§ **Prompt**
Copy each line of the listing below exactly.

(Data entries)

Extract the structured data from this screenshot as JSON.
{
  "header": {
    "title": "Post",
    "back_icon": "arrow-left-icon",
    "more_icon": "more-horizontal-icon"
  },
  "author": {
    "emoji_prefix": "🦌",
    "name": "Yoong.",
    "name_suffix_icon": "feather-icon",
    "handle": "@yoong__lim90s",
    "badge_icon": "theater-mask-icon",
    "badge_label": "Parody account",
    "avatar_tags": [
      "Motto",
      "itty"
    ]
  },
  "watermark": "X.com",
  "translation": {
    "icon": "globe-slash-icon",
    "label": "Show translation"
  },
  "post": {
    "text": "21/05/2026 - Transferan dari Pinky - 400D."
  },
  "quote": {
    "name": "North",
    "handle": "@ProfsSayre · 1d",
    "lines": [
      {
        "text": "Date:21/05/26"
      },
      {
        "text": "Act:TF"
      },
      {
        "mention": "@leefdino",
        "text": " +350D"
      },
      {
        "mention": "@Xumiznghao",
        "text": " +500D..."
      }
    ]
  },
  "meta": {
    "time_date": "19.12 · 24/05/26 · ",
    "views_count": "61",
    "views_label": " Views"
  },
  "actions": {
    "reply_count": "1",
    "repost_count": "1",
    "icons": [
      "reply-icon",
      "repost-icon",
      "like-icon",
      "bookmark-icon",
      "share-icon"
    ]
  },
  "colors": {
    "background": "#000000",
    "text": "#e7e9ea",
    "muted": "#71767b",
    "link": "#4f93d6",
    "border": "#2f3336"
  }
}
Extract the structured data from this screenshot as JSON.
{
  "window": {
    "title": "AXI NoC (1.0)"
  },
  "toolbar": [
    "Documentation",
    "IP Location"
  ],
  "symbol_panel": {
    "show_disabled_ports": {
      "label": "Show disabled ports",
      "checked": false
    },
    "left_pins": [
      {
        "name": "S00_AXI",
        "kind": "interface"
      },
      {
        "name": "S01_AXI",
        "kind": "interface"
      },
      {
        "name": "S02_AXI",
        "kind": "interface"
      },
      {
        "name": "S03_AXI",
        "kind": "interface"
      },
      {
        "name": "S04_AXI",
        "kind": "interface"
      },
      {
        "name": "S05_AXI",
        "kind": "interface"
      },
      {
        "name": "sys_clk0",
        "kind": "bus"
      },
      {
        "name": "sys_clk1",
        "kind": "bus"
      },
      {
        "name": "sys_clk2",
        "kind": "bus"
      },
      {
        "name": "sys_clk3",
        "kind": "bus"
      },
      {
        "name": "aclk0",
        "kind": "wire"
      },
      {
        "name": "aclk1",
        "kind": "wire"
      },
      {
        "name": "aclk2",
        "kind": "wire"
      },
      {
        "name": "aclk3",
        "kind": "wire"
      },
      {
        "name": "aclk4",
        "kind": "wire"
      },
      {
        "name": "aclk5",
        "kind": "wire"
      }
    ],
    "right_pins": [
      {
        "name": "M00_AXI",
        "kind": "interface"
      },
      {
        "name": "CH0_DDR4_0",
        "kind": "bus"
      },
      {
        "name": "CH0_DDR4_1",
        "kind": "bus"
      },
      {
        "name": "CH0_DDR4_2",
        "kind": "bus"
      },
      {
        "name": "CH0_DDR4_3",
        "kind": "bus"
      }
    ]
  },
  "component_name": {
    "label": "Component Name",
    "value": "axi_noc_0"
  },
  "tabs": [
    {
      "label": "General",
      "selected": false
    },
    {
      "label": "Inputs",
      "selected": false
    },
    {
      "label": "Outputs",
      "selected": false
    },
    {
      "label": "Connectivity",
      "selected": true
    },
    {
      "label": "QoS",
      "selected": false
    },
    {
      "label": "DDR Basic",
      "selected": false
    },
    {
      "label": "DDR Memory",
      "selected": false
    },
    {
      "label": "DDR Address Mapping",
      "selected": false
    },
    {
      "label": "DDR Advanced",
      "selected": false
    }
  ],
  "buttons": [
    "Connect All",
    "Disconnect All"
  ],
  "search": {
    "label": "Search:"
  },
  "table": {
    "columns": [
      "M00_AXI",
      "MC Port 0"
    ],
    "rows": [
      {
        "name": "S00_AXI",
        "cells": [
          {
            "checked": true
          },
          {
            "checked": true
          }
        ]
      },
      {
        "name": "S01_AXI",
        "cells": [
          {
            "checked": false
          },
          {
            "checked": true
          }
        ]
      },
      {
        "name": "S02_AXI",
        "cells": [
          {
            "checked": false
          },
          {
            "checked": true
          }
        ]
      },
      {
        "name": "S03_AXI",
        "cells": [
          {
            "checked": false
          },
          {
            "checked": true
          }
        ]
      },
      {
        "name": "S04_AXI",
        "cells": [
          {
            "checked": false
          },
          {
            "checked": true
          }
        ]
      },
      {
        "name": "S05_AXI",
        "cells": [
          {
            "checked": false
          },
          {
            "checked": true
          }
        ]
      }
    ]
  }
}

§ **Output of the task**
Extract the structured data from this screenshot as JSON.
{
  "header": {
    "title": "Post",
    "back_icon": "arrow-left-icon",
    "more_icon": "more-horizontal-icon"
  },
  "author": {
    "emoji_prefix": "🦌",
    "name": "Yoong.",
    "name_suffix_icon": "feather-icon",
    "handle": "@yoong__lim90s",
    "badge_icon": "theater-mask-icon",
    "badge_label": "Parody account",
    "avatar_tags": [
      "Motto",
      "itty"
    ]
  },
  "watermark": "X.com",
  "translation": {
    "icon": "globe-slash-icon",
    "label": "Show translation"
  },
  "post": {
    "text": "21/05/2026 - Transferan dari Pinky - 400D."
  },
  "quote": {
    "name": "North",
    "handle": "@ProfsSayre · 1d",
    "lines": [
      {
        "text": "Date:21/05/26"
      },
      {
        "text": "Act:TF"
      },
      {
        "mention": "@leefdino",
        "text": " +350D"
      },
      {
        "mention": "@Xumiznghao",
        "text": " +500D..."
      }
    ]
  },
  "meta": {
    "time_date": "19.12 · 24/05/26 · ",
    "views_count": "61",
    "views_label": " Views"
  },
  "actions": {
    "reply_count": "1",
    "repost_count": "1",
    "icons": [
      "reply-icon",
      "repost-icon",
      "like-icon",
      "bookmark-icon",
      "share-icon"
    ]
  },
  "colors": {
    "background": "#000000",
    "text": "#e7e9ea",
    "muted": "#71767b",
    "link": "#4f93d6",
    "border": "#2f3336"
  }
}
Extract the structured data from this screenshot as JSON.
{
  "window": {
    "title": "AXI NoC (1.0)"
  },
  "toolbar": [
    "Documentation",
    "IP Location"
  ],
  "symbol_panel": {
    "show_disabled_ports": {
      "label": "Show disabled ports",
      "checked": false
    },
    "left_pins": [
      {
        "name": "S00_AXI",
        "kind": "interface"
      },
      {
        "name": "S01_AXI",
        "kind": "interface"
      },
      {
        "name": "S02_AXI",
        "kind": "interface"
      },
      {
        "name": "S03_AXI",
        "kind": "interface"
      },
      {
        "name": "S04_AXI",
        "kind": "interface"
      },
      {
        "name": "S05_AXI",
        "kind": "interface"
      },
      {
        "name": "sys_clk0",
        "kind": "bus"
      },
      {
        "name": "sys_clk1",
        "kind": "bus"
      },
      {
        "name": "sys_clk2",
        "kind": "bus"
      },
      {
        "name": "sys_clk3",
        "kind": "bus"
      },
      {
        "name": "aclk0",
        "kind": "wire"
      },
      {
        "name": "aclk1",
        "kind": "wire"
      },
      {
        "name": "aclk2",
        "kind": "wire"
      },
      {
        "name": "aclk3",
        "kind": "wire"
      },
      {
        "name": "aclk4",
        "kind": "wire"
      },
      {
        "name": "aclk5",
        "kind": "wire"
      }
    ],
    "right_pins": [
      {
        "name": "M00_AXI",
        "kind": "interface"
      },
      {
        "name": "CH0_DDR4_0",
        "kind": "bus"
      },
      {
        "name": "CH0_DDR4_1",
        "kind": "bus"
      },
      {
        "name": "CH0_DDR4_2",
        "kind": "bus"
      },
      {
        "name": "CH0_DDR4_3",
        "kind": "bus"
      }
    ]
  },
  "component_name": {
    "label": "Component Name",
    "value": "axi_noc_0"
  },
  "tabs": [
    {
      "label": "General",
      "selected": false
    },
    {
      "label": "Inputs",
      "selected": false
    },
    {
      "label": "Outputs",
      "selected": false
    },
    {
      "label": "Connectivity",
      "selected": true
    },
    {
      "label": "QoS",
      "selected": false
    },
    {
      "label": "DDR Basic",
      "selected": false
    },
    {
      "label": "DDR Memory",
      "selected": false
    },
    {
      "label": "DDR Address Mapping",
      "selected": false
    },
    {
      "label": "DDR Advanced",
      "selected": false
    }
  ],
  "buttons": [
    "Connect All",
    "Disconnect All"
  ],
  "search": {
    "label": "Search:"
  },
  "table": {
    "columns": [
      "M00_AXI",
      "MC Port 0"
    ],
    "rows": [
      {
        "name": "S00_AXI",
        "cells": [
          {
            "checked": true
          },
          {
            "checked": true
          }
        ]
      },
      {
        "name": "S01_AXI",
        "cells": [
          {
            "checked": false
          },
          {
            "checked": true
          }
        ]
      },
      {
        "name": "S02_AXI",
        "cells": [
          {
            "checked": false
          },
          {
            "checked": true
          }
        ]
      },
      {
        "name": "S03_AXI",
        "cells": [
          {
            "checked": false
          },
          {
            "checked": true
          }
        ]
      },
      {
        "name": "S04_AXI",
        "cells": [
          {
            "checked": false
          },
          {
            "checked": true
          }
        ]
      },
      {
        "name": "S05_AXI",
        "cells": [
          {
            "checked": false
          },
          {
            "checked": true
          }
        ]
      }
    ]
  }
}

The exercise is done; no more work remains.